:: Do this ::
Go through the entries one line at a time, and gather every line that has the word "DBNs".

══ Recorded data

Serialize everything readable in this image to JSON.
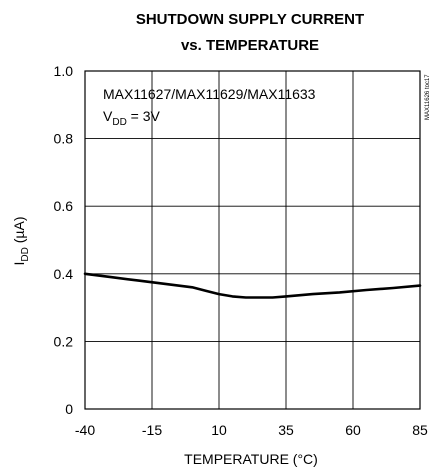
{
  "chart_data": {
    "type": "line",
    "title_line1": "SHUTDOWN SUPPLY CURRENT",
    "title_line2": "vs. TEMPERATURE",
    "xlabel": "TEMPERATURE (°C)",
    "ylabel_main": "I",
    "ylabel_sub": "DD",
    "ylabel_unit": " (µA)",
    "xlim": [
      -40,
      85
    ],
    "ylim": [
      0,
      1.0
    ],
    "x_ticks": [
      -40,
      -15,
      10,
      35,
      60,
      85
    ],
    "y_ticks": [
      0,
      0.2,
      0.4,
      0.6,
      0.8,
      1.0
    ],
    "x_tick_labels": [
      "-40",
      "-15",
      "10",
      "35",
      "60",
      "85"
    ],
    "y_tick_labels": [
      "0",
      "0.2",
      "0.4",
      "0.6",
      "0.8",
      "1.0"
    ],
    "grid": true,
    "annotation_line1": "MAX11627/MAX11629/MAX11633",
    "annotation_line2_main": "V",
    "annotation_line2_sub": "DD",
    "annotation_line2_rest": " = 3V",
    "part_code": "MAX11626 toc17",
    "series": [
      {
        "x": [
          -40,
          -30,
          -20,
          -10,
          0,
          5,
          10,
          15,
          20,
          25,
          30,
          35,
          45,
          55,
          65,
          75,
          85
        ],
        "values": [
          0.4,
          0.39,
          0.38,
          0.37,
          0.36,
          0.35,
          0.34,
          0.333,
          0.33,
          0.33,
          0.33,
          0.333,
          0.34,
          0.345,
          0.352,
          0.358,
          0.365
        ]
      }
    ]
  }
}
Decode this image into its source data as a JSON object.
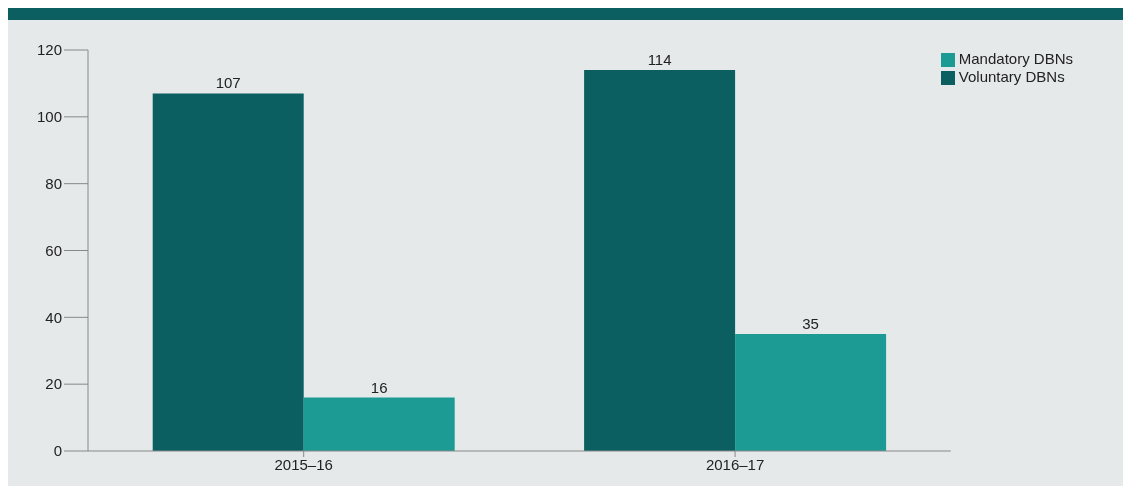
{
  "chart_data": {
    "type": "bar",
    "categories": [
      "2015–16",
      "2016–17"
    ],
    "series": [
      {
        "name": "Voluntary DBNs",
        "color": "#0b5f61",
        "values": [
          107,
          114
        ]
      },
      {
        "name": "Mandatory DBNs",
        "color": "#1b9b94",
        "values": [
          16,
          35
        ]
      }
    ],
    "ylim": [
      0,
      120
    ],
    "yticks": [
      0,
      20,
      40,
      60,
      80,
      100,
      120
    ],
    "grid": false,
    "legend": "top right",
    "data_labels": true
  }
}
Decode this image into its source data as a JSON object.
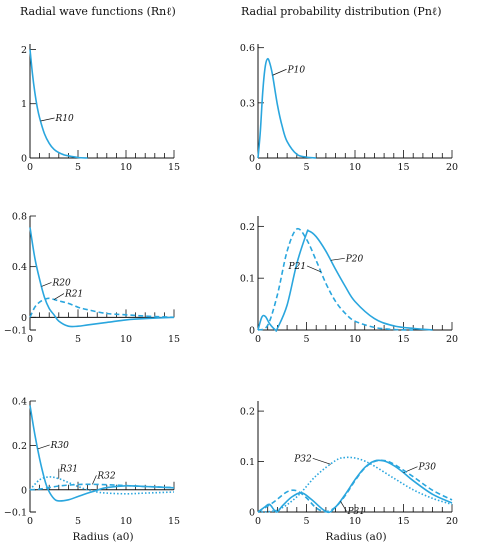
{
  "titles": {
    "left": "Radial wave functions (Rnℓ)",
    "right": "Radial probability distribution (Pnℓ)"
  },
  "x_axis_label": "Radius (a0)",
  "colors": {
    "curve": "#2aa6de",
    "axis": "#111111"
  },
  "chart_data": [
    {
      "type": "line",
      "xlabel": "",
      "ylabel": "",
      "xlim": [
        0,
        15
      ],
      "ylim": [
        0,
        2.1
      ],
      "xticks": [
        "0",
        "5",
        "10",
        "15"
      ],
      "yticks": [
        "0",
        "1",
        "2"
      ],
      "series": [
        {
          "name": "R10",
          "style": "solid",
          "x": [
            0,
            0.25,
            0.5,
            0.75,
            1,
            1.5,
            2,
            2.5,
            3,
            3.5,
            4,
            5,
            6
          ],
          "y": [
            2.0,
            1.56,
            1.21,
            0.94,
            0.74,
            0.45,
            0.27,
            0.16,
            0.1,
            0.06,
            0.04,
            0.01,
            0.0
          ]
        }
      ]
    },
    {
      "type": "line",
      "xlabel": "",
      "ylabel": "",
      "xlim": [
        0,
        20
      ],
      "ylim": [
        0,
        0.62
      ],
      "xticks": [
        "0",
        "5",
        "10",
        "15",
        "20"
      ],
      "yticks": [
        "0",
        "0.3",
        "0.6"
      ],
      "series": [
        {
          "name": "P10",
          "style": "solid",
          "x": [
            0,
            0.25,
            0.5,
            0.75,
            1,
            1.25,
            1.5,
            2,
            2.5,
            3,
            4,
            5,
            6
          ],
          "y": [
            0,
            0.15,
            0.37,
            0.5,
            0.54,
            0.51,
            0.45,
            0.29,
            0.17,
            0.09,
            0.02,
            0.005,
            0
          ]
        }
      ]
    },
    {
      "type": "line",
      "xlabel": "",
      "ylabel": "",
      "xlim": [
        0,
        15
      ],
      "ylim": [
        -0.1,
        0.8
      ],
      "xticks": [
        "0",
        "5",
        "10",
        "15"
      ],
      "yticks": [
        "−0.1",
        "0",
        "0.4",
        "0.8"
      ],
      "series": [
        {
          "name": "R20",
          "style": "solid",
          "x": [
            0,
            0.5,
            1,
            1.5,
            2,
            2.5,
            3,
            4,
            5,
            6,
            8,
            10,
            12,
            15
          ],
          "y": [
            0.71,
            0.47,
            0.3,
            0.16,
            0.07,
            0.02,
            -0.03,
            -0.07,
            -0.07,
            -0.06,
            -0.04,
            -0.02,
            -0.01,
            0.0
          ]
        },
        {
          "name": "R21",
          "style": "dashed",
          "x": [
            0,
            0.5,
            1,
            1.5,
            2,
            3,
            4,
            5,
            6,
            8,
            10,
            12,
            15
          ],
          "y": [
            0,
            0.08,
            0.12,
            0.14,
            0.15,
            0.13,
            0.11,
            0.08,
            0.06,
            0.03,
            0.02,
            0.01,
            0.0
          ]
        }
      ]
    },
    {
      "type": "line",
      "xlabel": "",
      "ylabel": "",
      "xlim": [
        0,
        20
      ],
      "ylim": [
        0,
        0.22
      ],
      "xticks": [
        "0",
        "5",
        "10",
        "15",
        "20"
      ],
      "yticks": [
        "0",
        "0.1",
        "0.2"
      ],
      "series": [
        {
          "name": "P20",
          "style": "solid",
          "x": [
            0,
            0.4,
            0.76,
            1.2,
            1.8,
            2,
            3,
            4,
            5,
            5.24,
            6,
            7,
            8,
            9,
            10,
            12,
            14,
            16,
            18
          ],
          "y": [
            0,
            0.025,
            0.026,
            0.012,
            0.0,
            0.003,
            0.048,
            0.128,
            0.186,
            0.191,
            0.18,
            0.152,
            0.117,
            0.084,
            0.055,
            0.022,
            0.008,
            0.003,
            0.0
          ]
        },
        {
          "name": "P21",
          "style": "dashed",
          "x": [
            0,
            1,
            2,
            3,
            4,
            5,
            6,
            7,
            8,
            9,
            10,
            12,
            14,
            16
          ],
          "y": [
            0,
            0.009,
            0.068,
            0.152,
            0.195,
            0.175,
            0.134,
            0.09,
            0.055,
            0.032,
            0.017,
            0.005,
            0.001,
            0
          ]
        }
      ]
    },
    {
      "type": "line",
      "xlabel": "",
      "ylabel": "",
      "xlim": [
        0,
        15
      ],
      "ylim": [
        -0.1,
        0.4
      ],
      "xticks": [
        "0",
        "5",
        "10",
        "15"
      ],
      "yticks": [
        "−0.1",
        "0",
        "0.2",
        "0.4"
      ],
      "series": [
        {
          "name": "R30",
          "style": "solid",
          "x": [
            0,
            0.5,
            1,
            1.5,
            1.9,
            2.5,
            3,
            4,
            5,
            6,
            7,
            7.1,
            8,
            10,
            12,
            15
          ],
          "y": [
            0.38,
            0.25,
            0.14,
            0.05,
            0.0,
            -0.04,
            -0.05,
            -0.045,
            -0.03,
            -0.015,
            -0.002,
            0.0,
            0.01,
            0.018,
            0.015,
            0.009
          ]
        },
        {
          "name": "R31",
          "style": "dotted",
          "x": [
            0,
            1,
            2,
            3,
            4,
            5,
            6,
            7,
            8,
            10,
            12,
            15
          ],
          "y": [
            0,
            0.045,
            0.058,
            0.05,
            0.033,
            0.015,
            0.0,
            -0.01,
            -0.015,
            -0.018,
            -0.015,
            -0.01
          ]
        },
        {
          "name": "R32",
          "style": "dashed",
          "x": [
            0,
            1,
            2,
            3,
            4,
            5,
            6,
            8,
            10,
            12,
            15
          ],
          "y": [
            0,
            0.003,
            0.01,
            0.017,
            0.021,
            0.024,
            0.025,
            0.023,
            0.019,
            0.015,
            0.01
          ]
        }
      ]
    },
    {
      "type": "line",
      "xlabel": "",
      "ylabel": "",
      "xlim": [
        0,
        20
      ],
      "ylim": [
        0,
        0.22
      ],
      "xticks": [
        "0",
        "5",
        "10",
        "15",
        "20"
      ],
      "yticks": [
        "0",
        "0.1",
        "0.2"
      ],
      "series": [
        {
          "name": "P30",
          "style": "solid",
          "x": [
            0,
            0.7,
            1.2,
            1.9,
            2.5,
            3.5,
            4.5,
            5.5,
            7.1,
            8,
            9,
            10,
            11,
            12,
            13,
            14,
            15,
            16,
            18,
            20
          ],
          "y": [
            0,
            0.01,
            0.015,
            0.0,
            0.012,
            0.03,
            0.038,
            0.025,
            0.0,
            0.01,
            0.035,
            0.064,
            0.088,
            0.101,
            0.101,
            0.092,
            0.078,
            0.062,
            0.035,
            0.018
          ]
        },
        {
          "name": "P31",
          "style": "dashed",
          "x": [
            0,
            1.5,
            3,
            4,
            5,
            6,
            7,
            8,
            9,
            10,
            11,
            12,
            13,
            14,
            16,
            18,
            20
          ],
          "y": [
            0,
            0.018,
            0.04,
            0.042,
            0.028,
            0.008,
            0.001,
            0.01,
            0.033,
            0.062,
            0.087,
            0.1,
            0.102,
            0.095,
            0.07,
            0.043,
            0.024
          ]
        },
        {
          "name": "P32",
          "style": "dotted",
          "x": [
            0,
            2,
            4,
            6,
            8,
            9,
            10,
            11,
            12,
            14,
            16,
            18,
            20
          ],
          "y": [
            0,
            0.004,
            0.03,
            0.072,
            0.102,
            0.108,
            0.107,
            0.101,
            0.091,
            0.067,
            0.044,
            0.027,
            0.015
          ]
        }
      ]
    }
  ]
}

════

:: Exercise answer ::
        "name": "Voluntary DBNs",
        "name": "Mandatory DBNs",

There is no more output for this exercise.